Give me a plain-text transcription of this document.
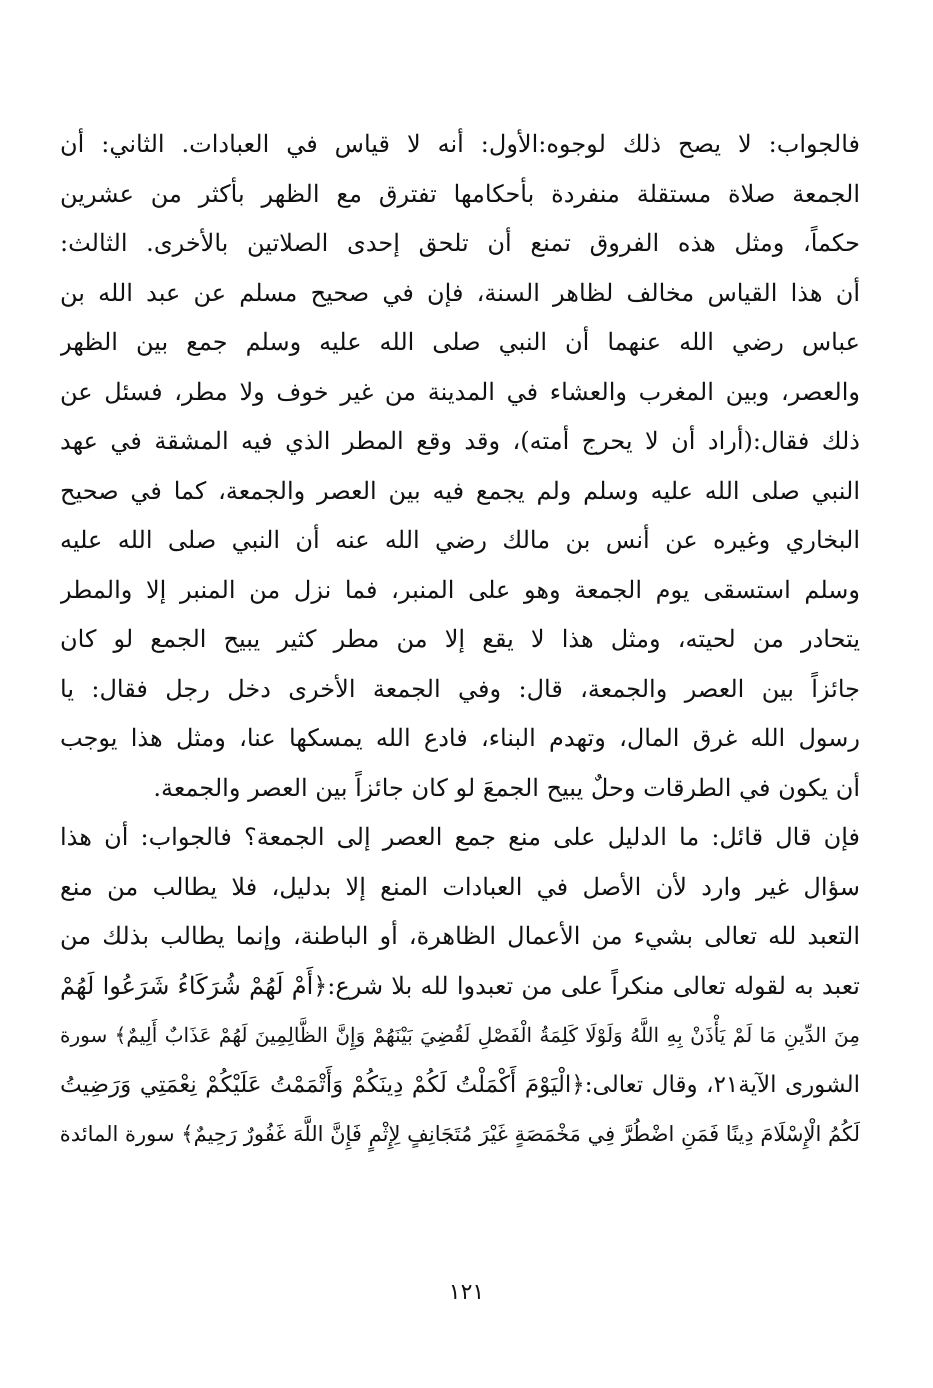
فالجواب: لا يصح ذلك لوجوه:الأول: أنه لا قياس في العبادات. الثاني: أن
الجمعة صلاة مستقلة منفردة بأحكامها تفترق مع الظهر بأكثر من عشرين
حكماً، ومثل هذه الفروق تمنع أن تلحق إحدى الصلاتين بالأخرى. الثالث:
أن هذا القياس مخالف لظاهر السنة، فإن في صحيح مسلم عن عبد الله بن
عباس رضي الله عنهما أن النبي صلى الله عليه وسلم جمع بين الظهر
والعصر، وبين المغرب والعشاء في المدينة من غير خوف ولا مطر، فسئل عن
ذلك فقال:(أراد أن لا يحرج أمته)، وقد وقع المطر الذي فيه المشقة في عهد
النبي صلى الله عليه وسلم ولم يجمع فيه بين العصر والجمعة، كما في صحيح
البخاري وغيره عن أنس بن مالك رضي الله عنه أن النبي صلى الله عليه
وسلم استسقى يوم الجمعة وهو على المنبر، فما نزل من المنبر إلا والمطر
يتحادر من لحيته، ومثل هذا لا يقع إلا من مطر كثير يبيح الجمع لو كان
جائزاً بين العصر والجمعة، قال: وفي الجمعة الأخرى دخل رجل فقال: يا
رسول الله غرق المال، وتهدم البناء، فادع الله يمسكها عنا، ومثل هذا يوجب
أن يكون في الطرقات وحلٌ يبيح الجمعَ لو كان جائزاً بين العصر والجمعة.
فإن قال قائل: ما الدليل على منع جمع العصر إلى الجمعة؟ فالجواب: أن هذا
سؤال غير وارد لأن الأصل في العبادات المنع إلا بدليل، فلا يطالب من منع
التعبد لله تعالى بشيء من الأعمال الظاهرة، أو الباطنة، وإنما يطالب بذلك من
تعبد به لقوله تعالى منكراً على من تعبدوا لله بلا شرع:﴿أَمْ لَهُمْ شُرَكَاءُ شَرَعُوا لَهُمْ
مِنَ الدِّينِ مَا لَمْ يَأْذَنْ بِهِ اللَّهُ وَلَوْلَا كَلِمَةُ الْفَصْلِ لَقُضِيَ بَيْنَهُمْ وَإِنَّ الظَّالِمِينَ لَهُمْ عَذَابٌ أَلِيمٌ﴾ سورة
الشورى الآية٢١، وقال تعالى:﴿الْيَوْمَ أَكْمَلْتُ لَكُمْ دِينَكُمْ وَأَتْمَمْتُ عَلَيْكُمْ نِعْمَتِي وَرَضِيتُ
لَكُمُ الْإِسْلَامَ دِينًا فَمَنِ اضْطُرَّ فِي مَخْمَصَةٍ غَيْرَ مُتَجَانِفٍ لِإِثْمٍ فَإِنَّ اللَّهَ غَفُورٌ رَحِيمٌ﴾ سورة المائدة
١٢١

-- Description of the task --
Omitting all images, retype each line of the records precisely.

-- Output for this task --
Give me a plain-text transcription of this document.
فالجواب: لا يصح ذلك لوجوه:الأول: أنه لا قياس في العبادات. الثاني: أن
الجمعة صلاة مستقلة منفردة بأحكامها تفترق مع الظهر بأكثر من عشرين
حكماً، ومثل هذه الفروق تمنع أن تلحق إحدى الصلاتين بالأخرى. الثالث:
أن هذا القياس مخالف لظاهر السنة، فإن في صحيح مسلم عن عبد الله بن
عباس رضي الله عنهما أن النبي صلى الله عليه وسلم جمع بين الظهر
والعصر، وبين المغرب والعشاء في المدينة من غير خوف ولا مطر، فسئل عن
ذلك فقال:(أراد أن لا يحرج أمته)، وقد وقع المطر الذي فيه المشقة في عهد
النبي صلى الله عليه وسلم ولم يجمع فيه بين العصر والجمعة، كما في صحيح
البخاري وغيره عن أنس بن مالك رضي الله عنه أن النبي صلى الله عليه
وسلم استسقى يوم الجمعة وهو على المنبر، فما نزل من المنبر إلا والمطر
يتحادر من لحيته، ومثل هذا لا يقع إلا من مطر كثير يبيح الجمع لو كان
جائزاً بين العصر والجمعة، قال: وفي الجمعة الأخرى دخل رجل فقال: يا
رسول الله غرق المال، وتهدم البناء، فادع الله يمسكها عنا، ومثل هذا يوجب
أن يكون في الطرقات وحلٌ يبيح الجمعَ لو كان جائزاً بين العصر والجمعة.
فإن قال قائل: ما الدليل على منع جمع العصر إلى الجمعة؟ فالجواب: أن هذا
سؤال غير وارد لأن الأصل في العبادات المنع إلا بدليل، فلا يطالب من منع
التعبد لله تعالى بشيء من الأعمال الظاهرة، أو الباطنة، وإنما يطالب بذلك من
تعبد به لقوله تعالى منكراً على من تعبدوا لله بلا شرع:﴿أَمْ لَهُمْ شُرَكَاءُ شَرَعُوا لَهُمْ
مِنَ الدِّينِ مَا لَمْ يَأْذَنْ بِهِ اللَّهُ وَلَوْلَا كَلِمَةُ الْفَصْلِ لَقُضِيَ بَيْنَهُمْ وَإِنَّ الظَّالِمِينَ لَهُمْ عَذَابٌ أَلِيمٌ﴾ سورة
الشورى الآية٢١، وقال تعالى:﴿الْيَوْمَ أَكْمَلْتُ لَكُمْ دِينَكُمْ وَأَتْمَمْتُ عَلَيْكُمْ نِعْمَتِي وَرَضِيتُ
لَكُمُ الْإِسْلَامَ دِينًا فَمَنِ اضْطُرَّ فِي مَخْمَصَةٍ غَيْرَ مُتَجَانِفٍ لِإِثْمٍ فَإِنَّ اللَّهَ غَفُورٌ رَحِيمٌ﴾ سورة المائدة
١٢١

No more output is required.